TASK DIRECTIONS => Reproduce all the entries exactly.
>> Begin INPUT
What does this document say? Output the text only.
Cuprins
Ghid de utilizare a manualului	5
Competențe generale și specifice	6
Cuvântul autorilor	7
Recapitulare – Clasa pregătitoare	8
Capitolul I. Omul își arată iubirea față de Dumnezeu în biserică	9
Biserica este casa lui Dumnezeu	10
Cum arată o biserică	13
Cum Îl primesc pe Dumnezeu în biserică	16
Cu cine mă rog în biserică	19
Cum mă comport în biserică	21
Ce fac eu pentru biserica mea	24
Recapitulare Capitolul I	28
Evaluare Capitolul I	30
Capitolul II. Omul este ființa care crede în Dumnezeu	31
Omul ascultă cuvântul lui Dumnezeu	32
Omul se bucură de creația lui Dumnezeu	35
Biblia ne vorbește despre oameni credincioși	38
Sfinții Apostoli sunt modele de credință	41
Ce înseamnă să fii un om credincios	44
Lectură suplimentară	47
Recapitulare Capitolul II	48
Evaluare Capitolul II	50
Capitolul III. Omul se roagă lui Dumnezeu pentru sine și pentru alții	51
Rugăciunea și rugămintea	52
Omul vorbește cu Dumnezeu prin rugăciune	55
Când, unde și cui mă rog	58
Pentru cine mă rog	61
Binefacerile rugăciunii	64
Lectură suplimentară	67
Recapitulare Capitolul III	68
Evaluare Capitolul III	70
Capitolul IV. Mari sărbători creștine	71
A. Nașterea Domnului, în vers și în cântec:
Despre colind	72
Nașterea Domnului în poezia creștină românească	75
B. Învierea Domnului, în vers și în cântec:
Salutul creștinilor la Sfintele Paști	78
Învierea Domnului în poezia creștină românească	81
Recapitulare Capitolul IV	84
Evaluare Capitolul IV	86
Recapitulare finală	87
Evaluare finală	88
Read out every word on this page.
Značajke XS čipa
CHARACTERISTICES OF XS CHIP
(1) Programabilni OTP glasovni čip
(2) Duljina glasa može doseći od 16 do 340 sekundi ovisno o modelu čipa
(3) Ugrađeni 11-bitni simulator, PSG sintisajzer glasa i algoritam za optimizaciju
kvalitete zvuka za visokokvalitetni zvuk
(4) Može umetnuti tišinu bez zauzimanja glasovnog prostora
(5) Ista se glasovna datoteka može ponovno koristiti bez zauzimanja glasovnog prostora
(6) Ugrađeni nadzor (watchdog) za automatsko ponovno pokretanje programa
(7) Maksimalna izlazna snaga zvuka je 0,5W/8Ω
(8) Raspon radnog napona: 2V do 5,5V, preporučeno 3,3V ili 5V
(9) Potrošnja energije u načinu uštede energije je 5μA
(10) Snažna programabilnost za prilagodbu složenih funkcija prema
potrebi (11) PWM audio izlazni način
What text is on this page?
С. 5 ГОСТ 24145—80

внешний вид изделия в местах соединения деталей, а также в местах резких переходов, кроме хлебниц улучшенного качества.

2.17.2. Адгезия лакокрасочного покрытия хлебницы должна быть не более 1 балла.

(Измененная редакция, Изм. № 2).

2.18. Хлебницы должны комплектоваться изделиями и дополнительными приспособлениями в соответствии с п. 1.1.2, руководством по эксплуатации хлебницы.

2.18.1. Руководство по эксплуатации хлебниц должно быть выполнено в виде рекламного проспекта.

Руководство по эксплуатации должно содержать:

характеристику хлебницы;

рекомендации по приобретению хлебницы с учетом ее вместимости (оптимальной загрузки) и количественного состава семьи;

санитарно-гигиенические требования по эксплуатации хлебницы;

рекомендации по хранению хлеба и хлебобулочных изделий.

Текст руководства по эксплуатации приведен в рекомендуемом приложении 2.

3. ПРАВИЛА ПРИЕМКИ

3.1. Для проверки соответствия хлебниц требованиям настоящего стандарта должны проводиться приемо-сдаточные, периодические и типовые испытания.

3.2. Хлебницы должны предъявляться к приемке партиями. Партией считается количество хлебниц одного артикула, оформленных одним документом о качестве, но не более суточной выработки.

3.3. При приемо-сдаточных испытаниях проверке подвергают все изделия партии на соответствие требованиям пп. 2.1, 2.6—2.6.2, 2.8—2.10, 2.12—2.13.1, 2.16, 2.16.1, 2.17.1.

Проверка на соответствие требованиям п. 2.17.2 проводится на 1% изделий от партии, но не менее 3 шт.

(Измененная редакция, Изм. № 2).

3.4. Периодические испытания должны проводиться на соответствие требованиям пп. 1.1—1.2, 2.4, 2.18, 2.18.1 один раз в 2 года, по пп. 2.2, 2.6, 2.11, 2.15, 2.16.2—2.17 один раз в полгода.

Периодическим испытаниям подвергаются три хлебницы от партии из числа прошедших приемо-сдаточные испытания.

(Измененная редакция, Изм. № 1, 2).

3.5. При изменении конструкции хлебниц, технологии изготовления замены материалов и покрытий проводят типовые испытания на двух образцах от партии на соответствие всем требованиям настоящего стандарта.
>> End INPUT
COMPLETE ANSWER =>
What does this document say? Output the text only.
Cuprins
Ghid de utilizare a manualului	5
Competențe generale și specifice	6
Cuvântul autorilor	7
Recapitulare – Clasa pregătitoare	8
Capitolul I. Omul își arată iubirea față de Dumnezeu în biserică	9
Biserica este casa lui Dumnezeu	10
Cum arată o biserică	13
Cum Îl primesc pe Dumnezeu în biserică	16
Cu cine mă rog în biserică	19
Cum mă comport în biserică	21
Ce fac eu pentru biserica mea	24
Recapitulare Capitolul I	28
Evaluare Capitolul I	30
Capitolul II. Omul este ființa care crede în Dumnezeu	31
Omul ascultă cuvântul lui Dumnezeu	32
Omul se bucură de creația lui Dumnezeu	35
Biblia ne vorbește despre oameni credincioși	38
Sfinții Apostoli sunt modele de credință	41
Ce înseamnă să fii un om credincios	44
Lectură suplimentară	47
Recapitulare Capitolul II	48
Evaluare Capitolul II	50
Capitolul III. Omul se roagă lui Dumnezeu pentru sine și pentru alții	51
Rugăciunea și rugămintea	52
Omul vorbește cu Dumnezeu prin rugăciune	55
Când, unde și cui mă rog	58
Pentru cine mă rog	61
Binefacerile rugăciunii	64
Lectură suplimentară	67
Recapitulare Capitolul III	68
Evaluare Capitolul III	70
Capitolul IV. Mari sărbători creștine	71
A. Nașterea Domnului, în vers și în cântec:
Despre colind	72
Nașterea Domnului în poezia creștină românească	75
B. Învierea Domnului, în vers și în cântec:
Salutul creștinilor la Sfintele Paști	78
Învierea Domnului în poezia creștină românească	81
Recapitulare Capitolul IV	84
Evaluare Capitolul IV	86
Recapitulare finală	87
Evaluare finală	88
Read out every word on this page.
Značajke XS čipa
CHARACTERISTICES OF XS CHIP
(1) Programabilni OTP glasovni čip
(2) Duljina glasa može doseći od 16 do 340 sekundi ovisno o modelu čipa
(3) Ugrađeni 11-bitni simulator, PSG sintisajzer glasa i algoritam za optimizaciju
kvalitete zvuka za visokokvalitetni zvuk
(4) Može umetnuti tišinu bez zauzimanja glasovnog prostora
(5) Ista se glasovna datoteka može ponovno koristiti bez zauzimanja glasovnog prostora
(6) Ugrađeni nadzor (watchdog) za automatsko ponovno pokretanje programa
(7) Maksimalna izlazna snaga zvuka je 0,5W/8Ω
(8) Raspon radnog napona: 2V do 5,5V, preporučeno 3,3V ili 5V
(9) Potrošnja energije u načinu uštede energije je 5μA
(10) Snažna programabilnost za prilagodbu složenih funkcija prema
potrebi (11) PWM audio izlazni način
What text is on this page?
С. 5 ГОСТ 24145—80

внешний вид изделия в местах соединения деталей, а также в местах резких переходов, кроме хлебниц улучшенного качества.

2.17.2. Адгезия лакокрасочного покрытия хлебницы должна быть не более 1 балла.

(Измененная редакция, Изм. № 2).

2.18. Хлебницы должны комплектоваться изделиями и дополнительными приспособлениями в соответствии с п. 1.1.2, руководством по эксплуатации хлебницы.

2.18.1. Руководство по эксплуатации хлебниц должно быть выполнено в виде рекламного проспекта.

Руководство по эксплуатации должно содержать:

характеристику хлебницы;

рекомендации по приобретению хлебницы с учетом ее вместимости (оптимальной загрузки) и количественного состава семьи;

санитарно-гигиенические требования по эксплуатации хлебницы;

рекомендации по хранению хлеба и хлебобулочных изделий.

Текст руководства по эксплуатации приведен в рекомендуемом приложении 2.

3. ПРАВИЛА ПРИЕМКИ

3.1. Для проверки соответствия хлебниц требованиям настоящего стандарта должны проводиться приемо-сдаточные, периодические и типовые испытания.

3.2. Хлебницы должны предъявляться к приемке партиями. Партией считается количество хлебниц одного артикула, оформленных одним документом о качестве, но не более суточной выработки.

3.3. При приемо-сдаточных испытаниях проверке подвергают все изделия партии на соответствие требованиям пп. 2.1, 2.6—2.6.2, 2.8—2.10, 2.12—2.13.1, 2.16, 2.16.1, 2.17.1.

Проверка на соответствие требованиям п. 2.17.2 проводится на 1% изделий от партии, но не менее 3 шт.

(Измененная редакция, Изм. № 2).

3.4. Периодические испытания должны проводиться на соответствие требованиям пп. 1.1—1.2, 2.4, 2.18, 2.18.1 один раз в 2 года, по пп. 2.2, 2.6, 2.11, 2.15, 2.16.2—2.17 один раз в полгода.

Периодическим испытаниям подвергаются три хлебницы от партии из числа прошедших приемо-сдаточные испытания.

(Измененная редакция, Изм. № 1, 2).

3.5. При изменении конструкции хлебниц, технологии изготовления замены материалов и покрытий проводят типовые испытания на двух образцах от партии на соответствие всем требованиям настоящего стандарта.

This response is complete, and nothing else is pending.